*** Record set ***

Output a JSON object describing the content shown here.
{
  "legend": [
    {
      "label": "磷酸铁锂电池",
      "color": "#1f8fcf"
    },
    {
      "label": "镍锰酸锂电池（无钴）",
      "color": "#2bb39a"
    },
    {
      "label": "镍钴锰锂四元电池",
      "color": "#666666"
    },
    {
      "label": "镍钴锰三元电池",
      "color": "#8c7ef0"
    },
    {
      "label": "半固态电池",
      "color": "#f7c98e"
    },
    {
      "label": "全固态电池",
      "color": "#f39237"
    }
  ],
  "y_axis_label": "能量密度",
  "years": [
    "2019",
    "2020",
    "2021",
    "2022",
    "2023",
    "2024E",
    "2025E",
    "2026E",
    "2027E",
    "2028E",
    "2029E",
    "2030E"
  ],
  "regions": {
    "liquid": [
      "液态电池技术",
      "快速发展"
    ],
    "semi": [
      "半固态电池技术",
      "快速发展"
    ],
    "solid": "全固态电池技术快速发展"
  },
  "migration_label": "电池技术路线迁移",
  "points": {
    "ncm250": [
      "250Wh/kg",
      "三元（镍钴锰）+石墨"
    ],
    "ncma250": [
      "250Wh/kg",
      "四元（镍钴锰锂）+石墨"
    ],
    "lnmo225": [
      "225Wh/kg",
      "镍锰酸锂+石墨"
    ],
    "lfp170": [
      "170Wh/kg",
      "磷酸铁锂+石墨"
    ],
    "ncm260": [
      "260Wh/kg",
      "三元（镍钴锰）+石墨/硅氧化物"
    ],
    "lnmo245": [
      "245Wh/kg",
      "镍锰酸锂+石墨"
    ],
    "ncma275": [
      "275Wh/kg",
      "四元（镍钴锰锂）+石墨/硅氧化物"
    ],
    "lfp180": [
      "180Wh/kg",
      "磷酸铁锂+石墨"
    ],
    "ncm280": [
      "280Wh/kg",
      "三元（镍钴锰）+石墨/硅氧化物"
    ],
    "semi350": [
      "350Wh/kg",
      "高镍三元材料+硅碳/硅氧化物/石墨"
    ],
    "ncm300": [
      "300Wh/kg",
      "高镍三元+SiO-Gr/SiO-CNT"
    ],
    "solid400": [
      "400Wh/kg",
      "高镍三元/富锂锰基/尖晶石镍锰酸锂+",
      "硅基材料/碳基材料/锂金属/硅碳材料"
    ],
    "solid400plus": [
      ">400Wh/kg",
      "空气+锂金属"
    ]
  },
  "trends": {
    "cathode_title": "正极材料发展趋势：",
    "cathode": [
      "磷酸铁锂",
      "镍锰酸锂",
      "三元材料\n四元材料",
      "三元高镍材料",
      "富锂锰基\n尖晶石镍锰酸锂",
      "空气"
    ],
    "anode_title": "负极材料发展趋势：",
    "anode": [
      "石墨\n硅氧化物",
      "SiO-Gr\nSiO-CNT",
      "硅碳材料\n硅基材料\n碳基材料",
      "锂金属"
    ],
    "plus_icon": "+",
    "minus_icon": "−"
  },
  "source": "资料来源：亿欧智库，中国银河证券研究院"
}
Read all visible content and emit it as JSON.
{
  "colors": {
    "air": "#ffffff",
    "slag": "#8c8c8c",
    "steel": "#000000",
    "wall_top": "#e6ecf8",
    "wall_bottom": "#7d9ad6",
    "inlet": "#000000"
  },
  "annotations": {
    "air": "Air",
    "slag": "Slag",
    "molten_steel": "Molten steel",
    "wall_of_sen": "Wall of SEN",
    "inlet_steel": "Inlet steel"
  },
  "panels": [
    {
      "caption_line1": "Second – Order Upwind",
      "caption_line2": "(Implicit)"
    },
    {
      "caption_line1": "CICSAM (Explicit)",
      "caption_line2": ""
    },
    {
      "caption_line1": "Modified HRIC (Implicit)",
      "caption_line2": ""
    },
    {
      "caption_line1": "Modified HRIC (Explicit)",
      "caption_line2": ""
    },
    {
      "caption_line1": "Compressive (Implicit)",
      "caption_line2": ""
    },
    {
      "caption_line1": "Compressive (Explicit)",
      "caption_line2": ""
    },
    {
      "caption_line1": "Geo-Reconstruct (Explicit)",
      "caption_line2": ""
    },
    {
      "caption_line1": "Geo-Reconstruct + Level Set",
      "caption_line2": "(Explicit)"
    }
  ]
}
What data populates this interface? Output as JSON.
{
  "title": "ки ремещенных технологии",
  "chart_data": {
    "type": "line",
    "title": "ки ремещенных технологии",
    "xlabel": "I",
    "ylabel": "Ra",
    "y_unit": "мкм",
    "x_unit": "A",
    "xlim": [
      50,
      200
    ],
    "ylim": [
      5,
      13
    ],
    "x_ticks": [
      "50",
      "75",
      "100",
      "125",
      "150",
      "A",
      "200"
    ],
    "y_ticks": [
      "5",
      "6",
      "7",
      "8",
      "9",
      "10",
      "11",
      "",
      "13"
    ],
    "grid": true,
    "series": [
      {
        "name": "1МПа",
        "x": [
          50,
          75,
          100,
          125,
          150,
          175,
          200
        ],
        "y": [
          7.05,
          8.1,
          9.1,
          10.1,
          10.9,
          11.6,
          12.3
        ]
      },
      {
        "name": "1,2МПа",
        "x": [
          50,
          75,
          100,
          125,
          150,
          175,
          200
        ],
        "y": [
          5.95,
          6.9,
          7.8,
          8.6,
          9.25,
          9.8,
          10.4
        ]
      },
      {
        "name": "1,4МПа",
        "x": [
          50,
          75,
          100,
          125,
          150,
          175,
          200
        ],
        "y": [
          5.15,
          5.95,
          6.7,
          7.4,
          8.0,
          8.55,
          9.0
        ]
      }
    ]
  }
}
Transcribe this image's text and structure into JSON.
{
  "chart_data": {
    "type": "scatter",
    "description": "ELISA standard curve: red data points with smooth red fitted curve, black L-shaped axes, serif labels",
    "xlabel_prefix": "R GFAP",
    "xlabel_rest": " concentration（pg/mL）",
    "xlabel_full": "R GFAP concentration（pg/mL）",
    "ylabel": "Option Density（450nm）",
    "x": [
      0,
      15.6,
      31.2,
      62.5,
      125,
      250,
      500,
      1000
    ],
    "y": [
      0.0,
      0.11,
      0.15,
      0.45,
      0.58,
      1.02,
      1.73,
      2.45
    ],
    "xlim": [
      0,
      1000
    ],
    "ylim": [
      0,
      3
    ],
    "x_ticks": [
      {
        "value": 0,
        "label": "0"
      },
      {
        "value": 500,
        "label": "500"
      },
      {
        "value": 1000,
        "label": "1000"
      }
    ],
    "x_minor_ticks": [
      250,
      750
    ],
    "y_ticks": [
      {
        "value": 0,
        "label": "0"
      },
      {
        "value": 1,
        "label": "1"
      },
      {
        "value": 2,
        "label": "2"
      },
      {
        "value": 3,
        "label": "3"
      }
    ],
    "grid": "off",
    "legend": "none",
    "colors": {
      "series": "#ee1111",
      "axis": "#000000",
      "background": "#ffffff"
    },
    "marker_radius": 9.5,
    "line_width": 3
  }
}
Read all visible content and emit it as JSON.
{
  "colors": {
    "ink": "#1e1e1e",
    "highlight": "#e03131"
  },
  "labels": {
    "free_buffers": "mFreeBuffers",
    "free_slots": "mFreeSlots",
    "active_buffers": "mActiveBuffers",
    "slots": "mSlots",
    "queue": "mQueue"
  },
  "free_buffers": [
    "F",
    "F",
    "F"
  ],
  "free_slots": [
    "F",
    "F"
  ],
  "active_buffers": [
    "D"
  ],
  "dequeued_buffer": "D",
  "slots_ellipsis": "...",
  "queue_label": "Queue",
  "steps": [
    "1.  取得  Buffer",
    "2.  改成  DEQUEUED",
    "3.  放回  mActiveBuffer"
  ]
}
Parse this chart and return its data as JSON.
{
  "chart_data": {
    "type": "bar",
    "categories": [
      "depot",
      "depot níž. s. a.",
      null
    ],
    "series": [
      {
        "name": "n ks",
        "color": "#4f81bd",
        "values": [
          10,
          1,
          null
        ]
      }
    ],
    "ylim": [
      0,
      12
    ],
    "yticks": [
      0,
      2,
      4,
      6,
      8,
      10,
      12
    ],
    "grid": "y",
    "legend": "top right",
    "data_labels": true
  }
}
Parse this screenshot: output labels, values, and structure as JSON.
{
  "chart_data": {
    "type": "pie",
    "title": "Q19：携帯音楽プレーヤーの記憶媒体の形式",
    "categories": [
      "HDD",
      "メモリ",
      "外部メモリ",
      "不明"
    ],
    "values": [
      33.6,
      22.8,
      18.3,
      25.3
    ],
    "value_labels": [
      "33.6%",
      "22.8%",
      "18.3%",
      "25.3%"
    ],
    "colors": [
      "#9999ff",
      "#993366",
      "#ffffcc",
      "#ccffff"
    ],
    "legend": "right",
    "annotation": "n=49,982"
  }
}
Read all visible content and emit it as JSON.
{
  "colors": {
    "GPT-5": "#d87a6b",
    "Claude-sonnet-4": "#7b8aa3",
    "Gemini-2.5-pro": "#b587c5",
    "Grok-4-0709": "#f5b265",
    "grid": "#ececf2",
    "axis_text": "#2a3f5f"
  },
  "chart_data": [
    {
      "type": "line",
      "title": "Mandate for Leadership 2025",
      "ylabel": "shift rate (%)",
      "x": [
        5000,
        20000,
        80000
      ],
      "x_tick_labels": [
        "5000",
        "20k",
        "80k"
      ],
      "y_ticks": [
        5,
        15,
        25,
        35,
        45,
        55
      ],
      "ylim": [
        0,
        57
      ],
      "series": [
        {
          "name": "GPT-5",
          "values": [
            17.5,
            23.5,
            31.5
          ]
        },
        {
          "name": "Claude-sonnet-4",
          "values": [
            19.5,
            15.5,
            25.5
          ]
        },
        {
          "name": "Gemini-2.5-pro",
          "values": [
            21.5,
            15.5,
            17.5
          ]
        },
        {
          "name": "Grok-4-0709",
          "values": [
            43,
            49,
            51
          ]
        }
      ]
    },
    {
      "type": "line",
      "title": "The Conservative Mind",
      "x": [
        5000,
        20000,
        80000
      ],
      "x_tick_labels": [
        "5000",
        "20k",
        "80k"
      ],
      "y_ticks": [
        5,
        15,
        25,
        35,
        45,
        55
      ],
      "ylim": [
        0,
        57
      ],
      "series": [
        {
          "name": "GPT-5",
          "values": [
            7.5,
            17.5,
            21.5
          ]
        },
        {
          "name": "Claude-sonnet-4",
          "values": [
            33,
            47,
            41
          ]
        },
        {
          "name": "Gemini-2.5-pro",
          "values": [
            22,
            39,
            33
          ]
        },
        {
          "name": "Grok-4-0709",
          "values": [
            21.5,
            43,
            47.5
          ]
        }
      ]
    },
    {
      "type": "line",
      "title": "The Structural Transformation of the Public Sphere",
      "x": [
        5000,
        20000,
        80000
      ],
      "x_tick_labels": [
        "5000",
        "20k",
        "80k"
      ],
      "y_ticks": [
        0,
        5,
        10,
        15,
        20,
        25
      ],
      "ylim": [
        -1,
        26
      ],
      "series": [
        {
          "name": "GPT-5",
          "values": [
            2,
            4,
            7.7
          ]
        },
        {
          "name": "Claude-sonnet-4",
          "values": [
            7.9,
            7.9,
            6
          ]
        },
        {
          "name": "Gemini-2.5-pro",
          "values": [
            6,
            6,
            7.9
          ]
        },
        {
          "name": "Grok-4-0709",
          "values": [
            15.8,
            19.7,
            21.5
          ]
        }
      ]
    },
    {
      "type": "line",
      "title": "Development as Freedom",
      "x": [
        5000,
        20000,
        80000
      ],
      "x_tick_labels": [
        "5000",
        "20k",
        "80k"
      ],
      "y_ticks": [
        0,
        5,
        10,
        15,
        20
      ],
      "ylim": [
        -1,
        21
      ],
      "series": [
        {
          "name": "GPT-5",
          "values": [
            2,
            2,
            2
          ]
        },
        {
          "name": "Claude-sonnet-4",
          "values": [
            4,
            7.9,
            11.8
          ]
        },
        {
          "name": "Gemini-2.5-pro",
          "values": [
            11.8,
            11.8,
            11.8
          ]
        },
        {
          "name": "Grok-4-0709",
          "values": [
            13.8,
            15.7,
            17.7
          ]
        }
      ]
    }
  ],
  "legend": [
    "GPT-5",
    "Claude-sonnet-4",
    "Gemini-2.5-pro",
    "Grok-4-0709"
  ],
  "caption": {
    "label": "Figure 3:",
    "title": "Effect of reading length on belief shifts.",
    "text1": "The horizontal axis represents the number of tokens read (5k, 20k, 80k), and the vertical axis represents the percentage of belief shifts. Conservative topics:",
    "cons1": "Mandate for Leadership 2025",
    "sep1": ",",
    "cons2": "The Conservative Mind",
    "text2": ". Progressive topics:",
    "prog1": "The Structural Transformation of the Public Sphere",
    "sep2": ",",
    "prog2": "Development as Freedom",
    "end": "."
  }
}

***

### Short exercise
Locate all lines that include the word "Mind" and copy them out.

### Response below
      "title": "The Conservative Mind",
    "cons2": "The Conservative Mind",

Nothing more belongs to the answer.